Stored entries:
▽

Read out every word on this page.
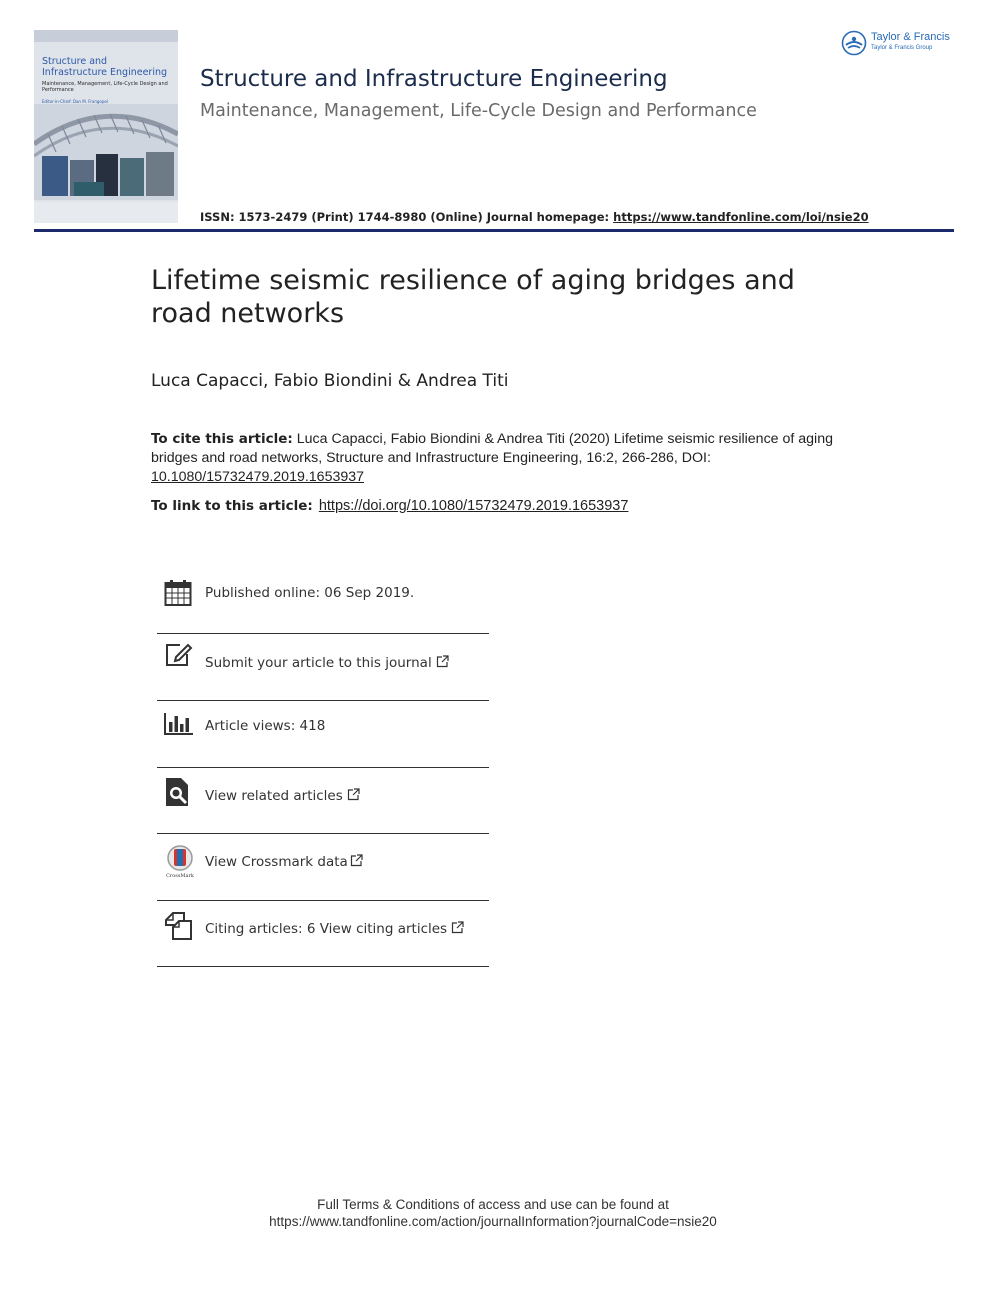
Structure and Infrastructure Engineering
Maintenance, Management, Life-Cycle Design and Performance
Editor-in-Chief: Dan M. Frangopol
Taylor & Francis
Taylor & Francis Group
Structure and Infrastructure Engineering
Maintenance, Management, Life-Cycle Design and Performance
ISSN: 1573-2479 (Print) 1744-8980 (Online) Journal homepage: https://www.tandfonline.com/loi/nsie20
Lifetime seismic resilience of aging bridges and road networks
Luca Capacci, Fabio Biondini & Andrea Titi
To cite this article: Luca Capacci, Fabio Biondini & Andrea Titi (2020) Lifetime seismic resilience of aging bridges and road networks, Structure and Infrastructure Engineering, 16:2, 266-286, DOI: 10.1080/15732479.2019.1653937
To link to this article: https://doi.org/10.1080/15732479.2019.1653937
Published online: 06 Sep 2019.
Submit your article to this journal
Article views: 418
View related articles
CrossMark
View Crossmark data
Citing articles: 6 View citing articles
Full Terms & Conditions of access and use can be found at
https://www.tandfonline.com/action/journalInformation?journalCode=nsie20
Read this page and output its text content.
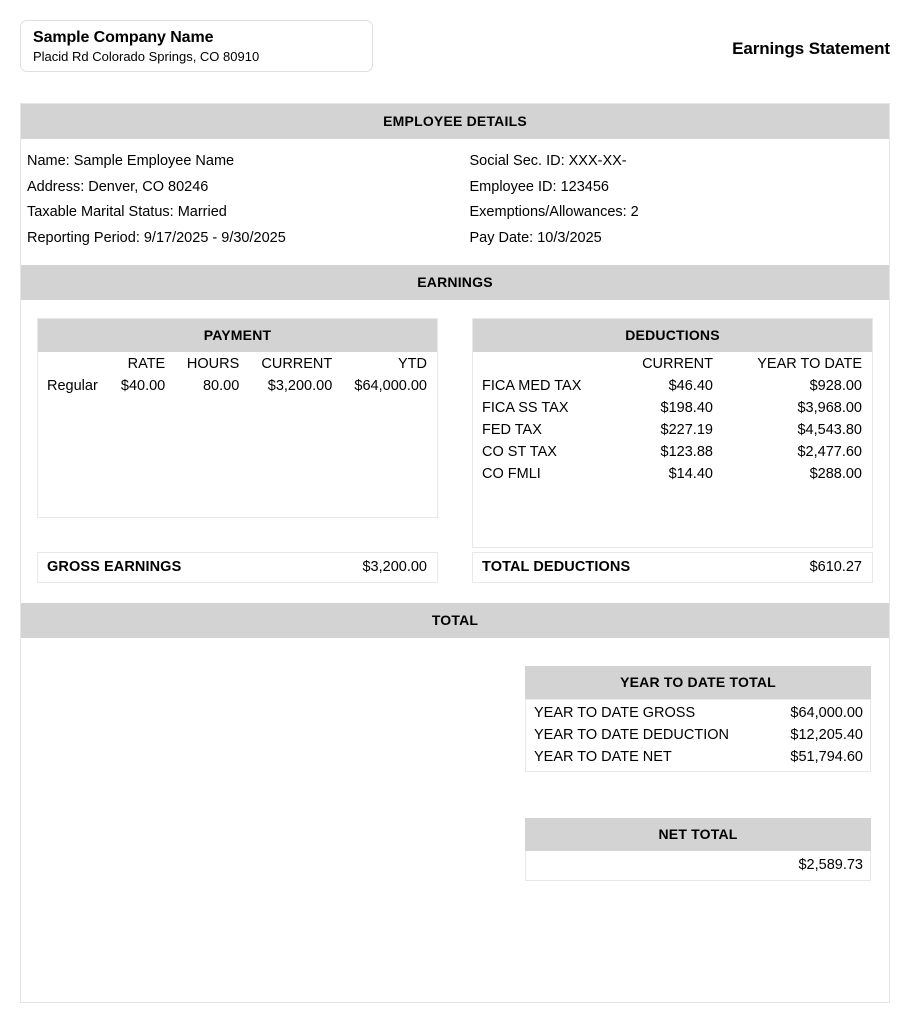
Sample Company Name
Placid Rd Colorado Springs, CO 80910	Earnings Statement
EMPLOYEE DETAILS
Name: Sample Employee Name
Address: Denver, CO 80246
Taxable Marital Status: Married
Reporting Period: 9/17/2025 - 9/30/2025
Social Sec. ID: XXX-XX-
Employee ID: 123456
Exemptions/Allowances: 2
Pay Date: 10/3/2025
EARNINGS
PAYMENT
	RATE	HOURS	CURRENT	YTD
Regular	$40.00	80.00	$3,200.00	$64,000.00
GROSS EARNINGS	$3,200.00
DEDUCTIONS
	CURRENT	YEAR TO DATE
FICA MED TAX	$46.40	$928.00
FICA SS TAX	$198.40	$3,968.00
FED TAX	$227.19	$4,543.80
CO ST TAX	$123.88	$2,477.60
CO FMLI	$14.40	$288.00
TOTAL DEDUCTIONS	$610.27
TOTAL
YEAR TO DATE TOTAL
YEAR TO DATE GROSS	$64,000.00
YEAR TO DATE DEDUCTION	$12,205.40
YEAR TO DATE NET	$51,794.60
NET TOTAL
$2,589.73
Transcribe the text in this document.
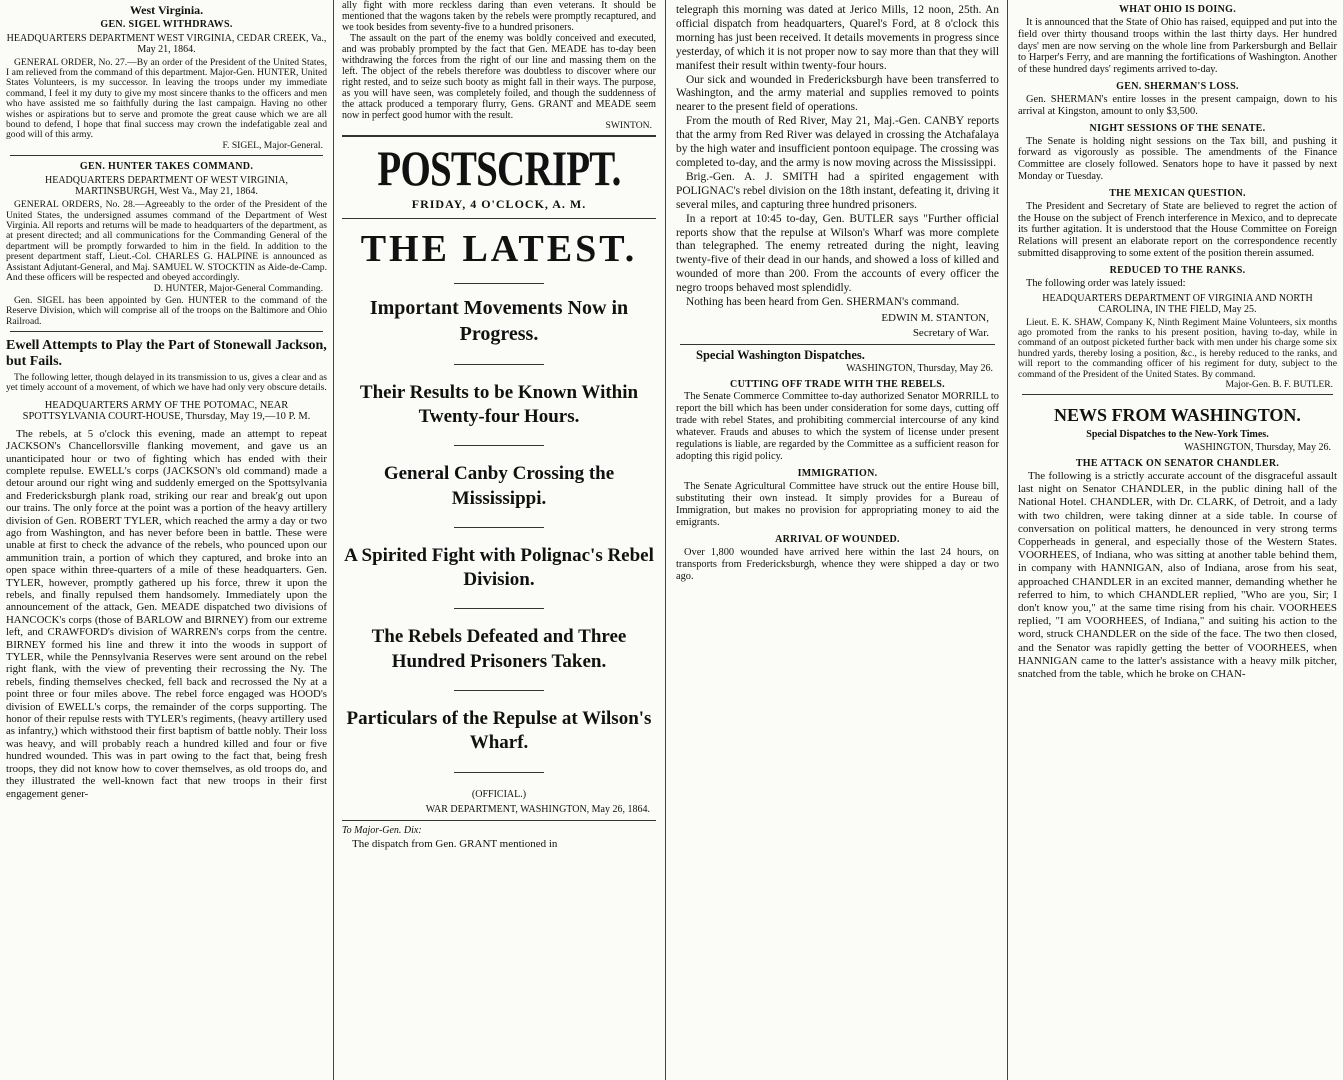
West Virginia.
GEN. SIGEL WITHDRAWS.
HEADQUARTERS DEPARTMENT WEST VIRGINIA, CEDAR CREEK, Va., May 21, 1864.

GENERAL ORDER, No. 27.—By an order of the President of the United States, I am relieved from the command of this department. Major-Gen. HUNTER, United States Volunteers, is my successor. In leaving the troops under my immediate command, I feel it my duty to give my most sincere thanks to the officers and men who have assisted me so faithfully during the last campaign. Having no other wishes or aspirations but to serve and promote the great cause which we are all bound to defend, I hope that final success may crown the indefatigable zeal and good will of this army.

F. SIGEL, Major-General.
GEN. HUNTER TAKES COMMAND.
HEADQUARTERS DEPARTMENT OF WEST VIRGINIA, MARTINSBURGH, West Va., May 21, 1864.

GENERAL ORDERS, No. 28.—Agreeably to the order of the President of the United States, the undersigned assumes command of the Department of West Virginia. All reports and returns will be made to headquarters of the department, as at present directed; and all communications for the Commanding General of the department will be promptly forwarded to him in the field. In addition to the present department staff, Lieut.-Col. CHARLES G. HALPINE is announced as Assistant Adjutant-General, and Maj. SAMUEL W. STOCKTIN as Aide-de-Camp. And these officers will be respected and obeyed accordingly.

D. HUNTER, Major-General Commanding.

Gen. SIGEL has been appointed by Gen. HUNTER to the command of the Reserve Division, which will comprise all of the troops on the Baltimore and Ohio Railroad.

Ewell Attempts to Play the Part of Stonewall Jackson, but Fails.

The following letter, though delayed in its transmission to us, gives a clear and as yet timely account of a movement, of which we have had only very obscure details.

HEADQUARTERS ARMY OF THE POTOMAC, NEAR SPOTTSYLVANIA COURT-HOUSE, Thursday, May 19,—10 P. M.

The rebels, at 5 o'clock this evening, made an attempt to repeat JACKSON's Chancellorsville flanking movement, and gave us an unanticipated hour or two of fighting which has ended with their complete repulse. EWELL's corps (JACKSON's old command) made a detour around our right wing and suddenly emerged on the Spottsylvania and Fredericksburgh plank road, striking our rear and break'g out upon our trains. The only force at the point was a portion of the heavy artillery division of Gen. ROBERT TYLER, which reached the army a day or two ago from Washington, and has never before been in battle. These were unable at first to check the advance of the rebels, who pounced upon our ammunition train, a portion of which they captured, and broke into an open space within three-quarters of a mile of these headquarters. Gen. TYLER, however, promptly gathered up his force, threw it upon the rebels, and finally repulsed them handsomely. Immediately upon the announcement of the attack, Gen. MEADE dispatched two divisions of HANCOCK's corps (those of BARLOW and BIRNEY) from our extreme left, and CRAWFORD's division of WARREN's corps from the centre. BIRNEY formed his line and threw it into the woods in support of TYLER, while the Pennsylvania Reserves were sent around on the rebel right flank, with the view of preventing their recrossing the Ny. The rebels, finding themselves checked, fell back and recrossed the Ny at a point three or four miles above. The rebel force engaged was HOOD's division of EWELL's corps, the remainder of the corps supporting. The honor of their repulse rests with TYLER's regiments, (heavy artillery used as infantry,) which withstood their first baptism of battle nobly. Their loss was heavy, and will probably reach a hundred killed and four or five hundred wounded. This was in part owing to the fact that, being fresh troops, they did not know how to cover themselves, as old troops do, and they illustrated the well-known fact that new troops in their first engagement gener-

ally fight with more reckless daring than even veterans. It should be mentioned that the wagons taken by the rebels were promptly recaptured, and we took besides from seventy-five to a hundred prisoners.

The assault on the part of the enemy was boldly conceived and executed, and was probably prompted by the fact that Gen. MEADE has to-day been withdrawing the forces from the right of our line and massing them on the left. The object of the rebels therefore was doubtless to discover where our right rested, and to seize such booty as might fall in their ways. The purpose, as you will have seen, was completely foiled, and though the suddenness of the attack produced a temporary flurry, Gens. GRANT and MEADE seem now in perfect good humor with the result.

SWINTON.
POSTSCRIPT.
FRIDAY, 4 O'CLOCK, A. M.
THE LATEST.
Important Movements Now in Progress.
Their Results to be Known Within Twenty-four Hours.
General Canby Crossing the Mississippi.
A Spirited Fight with Polignac's Rebel Division.
The Rebels Defeated and Three Hundred Prisoners Taken.
Particulars of the Repulse at Wilson's Wharf.
(OFFICIAL.)
WAR DEPARTMENT, WASHINGTON, May 26, 1864.
To Major-Gen. Dix:

The dispatch from Gen. GRANT mentioned in

telegraph this morning was dated at Jerico Mills, 12 noon, 25th. An official dispatch from headquarters, Quarel's Ford, at 8 o'clock this morning has just been received. It details movements in progress since yesterday, of which it is not proper now to say more than that they will manifest their result within twenty-four hours.

Our sick and wounded in Fredericksburgh have been transferred to Washington, and the army material and supplies removed to points nearer to the present field of operations.

From the mouth of Red River, May 21, Maj.-Gen. CANBY reports that the army from Red River was delayed in crossing the Atchafalaya by the high water and insufficient pontoon equipage. The crossing was completed to-day, and the army is now moving across the Mississippi.

Brig.-Gen. A. J. SMITH had a spirited engagement with POLIGNAC's rebel division on the 18th instant, defeating it, driving it several miles, and capturing three hundred prisoners.

In a report at 10:45 to-day, Gen. BUTLER says "Further official reports show that the repulse at Wilson's Wharf was more complete than telegraphed. The enemy retreated during the night, leaving twenty-five of their dead in our hands, and showed a loss of killed and wounded of more than 200. From the accounts of every officer the negro troops behaved most splendidly.

Nothing has been heard from Gen. SHERMAN's command.

EDWIN M. STANTON,
Secretary of War.
Special Washington Dispatches.
WASHINGTON, Thursday, May 26.
CUTTING OFF TRADE WITH THE REBELS.

The Senate Commerce Committee to-day authorized Senator MORRILL to report the bill which has been under consideration for some days, cutting off trade with rebel States, and prohibiting commercial intercourse of any kind whatever. Frauds and abuses to which the system of license under present regulations is liable, are regarded by the Committee as a sufficient reason for adopting this rigid policy.

IMMIGRATION.

The Senate Agricultural Committee have struck out the entire House bill, substituting their own instead. It simply provides for a Bureau of Immigration, but makes no provision for appropriating money to aid the emigrants.

ARRIVAL OF WOUNDED.

Over 1,800 wounded have arrived here within the last 24 hours, on transports from Fredericksburgh, whence they were shipped a day or two ago.

WHAT OHIO IS DOING.

It is announced that the State of Ohio has raised, equipped and put into the field over thirty thousand troops within the last thirty days. Her hundred days' men are now serving on the whole line from Parkersburgh and Bellair to Harper's Ferry, and are manning the fortifications of Washington. Another of these hundred days' regiments arrived to-day.

GEN. SHERMAN'S LOSS.

Gen. SHERMAN's entire losses in the present campaign, down to his arrival at Kingston, amount to only $3,500.

NIGHT SESSIONS OF THE SENATE.

The Senate is holding night sessions on the Tax bill, and pushing it forward as vigorously as possible. The amendments of the Finance Committee are closely followed. Senators hope to have it passed by next Monday or Tuesday.

THE MEXICAN QUESTION.

The President and Secretary of State are believed to regret the action of the House on the subject of French interference in Mexico, and to deprecate its further agitation. It is understood that the House Committee on Foreign Relations will present an elaborate report on the correspondence recently submitted disapproving to some extent of the position therein assumed.

REDUCED TO THE RANKS.

The following order was lately issued:

HEADQUARTERS DEPARTMENT OF VIRGINIA AND NORTH CAROLINA, IN THE FIELD, May 25.

Lieut. E. K. SHAW, Company K, Ninth Regiment Maine Volunteers, six months ago promoted from the ranks to his present position, having to-day, while in command of an outpost picketed further back with men under his charge some six hundred yards, thereby losing a position, &c., is hereby reduced to the ranks, and will report to the commanding officer of his regiment for duty, subject to the command of the President of the United States. By command.

Major-Gen. B. F. BUTLER.
NEWS FROM WASHINGTON.
Special Dispatches to the New-York Times.
WASHINGTON, Thursday, May 26.
THE ATTACK ON SENATOR CHANDLER.

The following is a strictly accurate account of the disgraceful assault last night on Senator CHANDLER, in the public dining hall of the National Hotel. CHANDLER, with Dr. CLARK, of Detroit, and a lady with two children, were taking dinner at a side table. In course of conversation on political matters, he denounced in very strong terms Copperheads in general, and especially those of the Western States. VOORHEES, of Indiana, who was sitting at another table behind them, in company with HANNIGAN, also of Indiana, arose from his seat, approached CHANDLER in an excited manner, demanding whether he referred to him, to which CHANDLER replied, "Who are you, Sir; I don't know you," at the same time rising from his chair. VOORHEES replied, "I am VOORHEES, of Indiana," and suiting his action to the word, struck CHANDLER on the side of the face. The two then closed, and the Senator was rapidly getting the better of VOORHEES, when HANNIGAN came to the latter's assistance with a heavy milk pitcher, snatched from the table, which he broke on CHAN-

△

Say how many lines of the data include the word "every". Nothing other than the number should be given.

2